▶ **Source data**
================

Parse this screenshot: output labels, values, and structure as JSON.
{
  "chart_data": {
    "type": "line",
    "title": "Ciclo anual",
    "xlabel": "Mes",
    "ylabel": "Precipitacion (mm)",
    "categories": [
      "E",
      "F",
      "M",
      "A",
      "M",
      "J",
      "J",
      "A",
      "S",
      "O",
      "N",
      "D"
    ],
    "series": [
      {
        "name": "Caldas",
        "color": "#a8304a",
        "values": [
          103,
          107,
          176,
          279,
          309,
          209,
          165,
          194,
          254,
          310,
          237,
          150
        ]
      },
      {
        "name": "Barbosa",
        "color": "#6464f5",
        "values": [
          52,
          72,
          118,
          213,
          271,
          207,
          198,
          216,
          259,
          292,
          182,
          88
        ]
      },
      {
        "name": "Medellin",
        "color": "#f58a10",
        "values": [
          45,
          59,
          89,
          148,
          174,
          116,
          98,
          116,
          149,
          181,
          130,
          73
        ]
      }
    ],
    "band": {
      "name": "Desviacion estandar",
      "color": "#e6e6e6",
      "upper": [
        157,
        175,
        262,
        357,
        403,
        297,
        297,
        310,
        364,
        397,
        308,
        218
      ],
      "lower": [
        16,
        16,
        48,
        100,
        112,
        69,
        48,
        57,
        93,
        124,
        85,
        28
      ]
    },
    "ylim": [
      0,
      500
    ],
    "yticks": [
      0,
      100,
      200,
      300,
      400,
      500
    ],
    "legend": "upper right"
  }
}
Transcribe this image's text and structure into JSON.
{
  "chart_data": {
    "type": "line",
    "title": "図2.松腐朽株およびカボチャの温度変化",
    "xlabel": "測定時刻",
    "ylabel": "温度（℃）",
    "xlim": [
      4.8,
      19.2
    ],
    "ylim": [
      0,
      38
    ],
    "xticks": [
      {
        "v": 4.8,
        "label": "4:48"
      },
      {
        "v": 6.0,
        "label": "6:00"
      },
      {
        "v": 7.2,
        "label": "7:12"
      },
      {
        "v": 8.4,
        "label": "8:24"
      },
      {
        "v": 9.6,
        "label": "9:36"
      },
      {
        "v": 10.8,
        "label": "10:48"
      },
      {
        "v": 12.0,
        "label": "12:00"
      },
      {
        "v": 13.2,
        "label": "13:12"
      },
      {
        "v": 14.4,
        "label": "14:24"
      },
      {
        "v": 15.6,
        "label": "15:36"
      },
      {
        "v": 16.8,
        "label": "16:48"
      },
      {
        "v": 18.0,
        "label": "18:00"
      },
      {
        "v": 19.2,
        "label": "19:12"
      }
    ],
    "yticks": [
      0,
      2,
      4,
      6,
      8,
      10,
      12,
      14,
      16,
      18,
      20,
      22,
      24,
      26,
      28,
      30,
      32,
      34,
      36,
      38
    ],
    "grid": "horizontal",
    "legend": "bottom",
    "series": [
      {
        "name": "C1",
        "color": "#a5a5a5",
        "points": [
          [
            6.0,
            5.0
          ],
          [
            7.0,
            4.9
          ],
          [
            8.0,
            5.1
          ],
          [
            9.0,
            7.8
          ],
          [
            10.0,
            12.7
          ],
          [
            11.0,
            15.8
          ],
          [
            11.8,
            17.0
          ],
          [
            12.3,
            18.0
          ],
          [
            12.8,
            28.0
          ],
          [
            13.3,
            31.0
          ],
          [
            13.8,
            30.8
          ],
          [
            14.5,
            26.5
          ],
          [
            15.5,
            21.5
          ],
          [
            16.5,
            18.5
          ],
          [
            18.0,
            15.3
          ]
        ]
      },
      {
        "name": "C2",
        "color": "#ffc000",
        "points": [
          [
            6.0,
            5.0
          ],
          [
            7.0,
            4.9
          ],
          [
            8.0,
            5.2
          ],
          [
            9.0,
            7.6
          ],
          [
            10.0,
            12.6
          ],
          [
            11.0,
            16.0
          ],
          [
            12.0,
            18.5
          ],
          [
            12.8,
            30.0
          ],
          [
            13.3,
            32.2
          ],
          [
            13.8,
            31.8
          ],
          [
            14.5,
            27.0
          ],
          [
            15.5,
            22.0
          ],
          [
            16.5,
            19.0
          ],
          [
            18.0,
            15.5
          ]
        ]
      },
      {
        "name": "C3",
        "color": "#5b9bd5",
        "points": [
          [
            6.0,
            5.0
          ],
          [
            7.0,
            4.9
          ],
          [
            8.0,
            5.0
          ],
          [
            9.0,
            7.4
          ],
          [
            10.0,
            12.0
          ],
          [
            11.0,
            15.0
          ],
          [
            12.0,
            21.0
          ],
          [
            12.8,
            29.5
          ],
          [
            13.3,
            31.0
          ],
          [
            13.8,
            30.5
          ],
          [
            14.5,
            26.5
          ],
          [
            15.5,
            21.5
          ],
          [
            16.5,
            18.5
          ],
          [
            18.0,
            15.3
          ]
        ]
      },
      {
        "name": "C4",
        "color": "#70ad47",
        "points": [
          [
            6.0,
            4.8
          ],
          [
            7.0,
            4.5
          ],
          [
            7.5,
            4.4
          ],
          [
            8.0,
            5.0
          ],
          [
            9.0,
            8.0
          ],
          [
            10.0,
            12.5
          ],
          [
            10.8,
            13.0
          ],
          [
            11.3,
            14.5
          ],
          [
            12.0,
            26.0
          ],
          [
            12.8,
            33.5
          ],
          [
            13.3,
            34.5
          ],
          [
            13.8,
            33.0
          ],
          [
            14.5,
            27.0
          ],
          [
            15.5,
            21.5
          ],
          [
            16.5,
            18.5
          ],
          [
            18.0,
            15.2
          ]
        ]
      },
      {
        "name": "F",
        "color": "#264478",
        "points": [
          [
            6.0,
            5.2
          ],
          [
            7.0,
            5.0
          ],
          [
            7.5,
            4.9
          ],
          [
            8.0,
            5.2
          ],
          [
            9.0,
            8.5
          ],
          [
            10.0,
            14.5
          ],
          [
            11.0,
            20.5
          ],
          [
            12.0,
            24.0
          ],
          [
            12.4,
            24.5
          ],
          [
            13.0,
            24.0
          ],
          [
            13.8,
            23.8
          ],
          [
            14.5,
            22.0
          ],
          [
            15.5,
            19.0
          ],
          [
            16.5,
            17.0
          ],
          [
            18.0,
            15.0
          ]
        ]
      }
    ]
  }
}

================

▶ **Work required**
From the data, collect all lines where the string "this" appears.

▶ **Expected answer**
Parse this screenshot: output labels, values, and structure as JSON.
Transcribe this image's text and structure into JSON.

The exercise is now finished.